GIVEN REQUEST → The entire listing is to be repeated verbatim.

## Start EXTRACTED INFORMATION

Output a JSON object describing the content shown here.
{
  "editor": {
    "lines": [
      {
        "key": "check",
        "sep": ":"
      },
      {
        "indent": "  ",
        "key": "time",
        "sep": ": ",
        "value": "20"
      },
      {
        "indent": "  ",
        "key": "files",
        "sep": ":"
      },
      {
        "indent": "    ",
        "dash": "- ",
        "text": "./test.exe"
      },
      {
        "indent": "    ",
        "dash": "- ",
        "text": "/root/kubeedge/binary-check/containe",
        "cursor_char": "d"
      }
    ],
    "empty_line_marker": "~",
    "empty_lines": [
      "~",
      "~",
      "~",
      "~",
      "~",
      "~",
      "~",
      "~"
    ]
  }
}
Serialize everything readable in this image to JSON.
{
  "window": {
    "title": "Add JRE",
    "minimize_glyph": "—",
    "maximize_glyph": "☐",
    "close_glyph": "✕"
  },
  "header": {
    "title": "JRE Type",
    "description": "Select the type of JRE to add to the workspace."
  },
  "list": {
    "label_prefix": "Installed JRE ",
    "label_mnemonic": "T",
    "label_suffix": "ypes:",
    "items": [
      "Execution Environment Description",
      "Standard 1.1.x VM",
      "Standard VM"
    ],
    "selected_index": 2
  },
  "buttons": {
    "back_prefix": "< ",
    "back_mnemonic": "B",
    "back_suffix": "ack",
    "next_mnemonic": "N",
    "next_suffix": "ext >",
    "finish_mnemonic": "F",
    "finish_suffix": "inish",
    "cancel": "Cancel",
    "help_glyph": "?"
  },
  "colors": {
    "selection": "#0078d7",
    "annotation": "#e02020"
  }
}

## End EXTRACTED INFORMATION

SOLUTION TO THIS TASK →
Output a JSON object describing the content shown here.
{
  "editor": {
    "lines": [
      {
        "key": "check",
        "sep": ":"
      },
      {
        "indent": "  ",
        "key": "time",
        "sep": ": ",
        "value": "20"
      },
      {
        "indent": "  ",
        "key": "files",
        "sep": ":"
      },
      {
        "indent": "    ",
        "dash": "- ",
        "text": "./test.exe"
      },
      {
        "indent": "    ",
        "dash": "- ",
        "text": "/root/kubeedge/binary-check/containe",
        "cursor_char": "d"
      }
    ],
    "empty_line_marker": "~",
    "empty_lines": [
      "~",
      "~",
      "~",
      "~",
      "~",
      "~",
      "~",
      "~"
    ]
  }
}
Serialize everything readable in this image to JSON.
{
  "window": {
    "title": "Add JRE",
    "minimize_glyph": "—",
    "maximize_glyph": "☐",
    "close_glyph": "✕"
  },
  "header": {
    "title": "JRE Type",
    "description": "Select the type of JRE to add to the workspace."
  },
  "list": {
    "label_prefix": "Installed JRE ",
    "label_mnemonic": "T",
    "label_suffix": "ypes:",
    "items": [
      "Execution Environment Description",
      "Standard 1.1.x VM",
      "Standard VM"
    ],
    "selected_index": 2
  },
  "buttons": {
    "back_prefix": "< ",
    "back_mnemonic": "B",
    "back_suffix": "ack",
    "next_mnemonic": "N",
    "next_suffix": "ext >",
    "finish_mnemonic": "F",
    "finish_suffix": "inish",
    "cancel": "Cancel",
    "help_glyph": "?"
  },
  "colors": {
    "selection": "#0078d7",
    "annotation": "#e02020"
  }
}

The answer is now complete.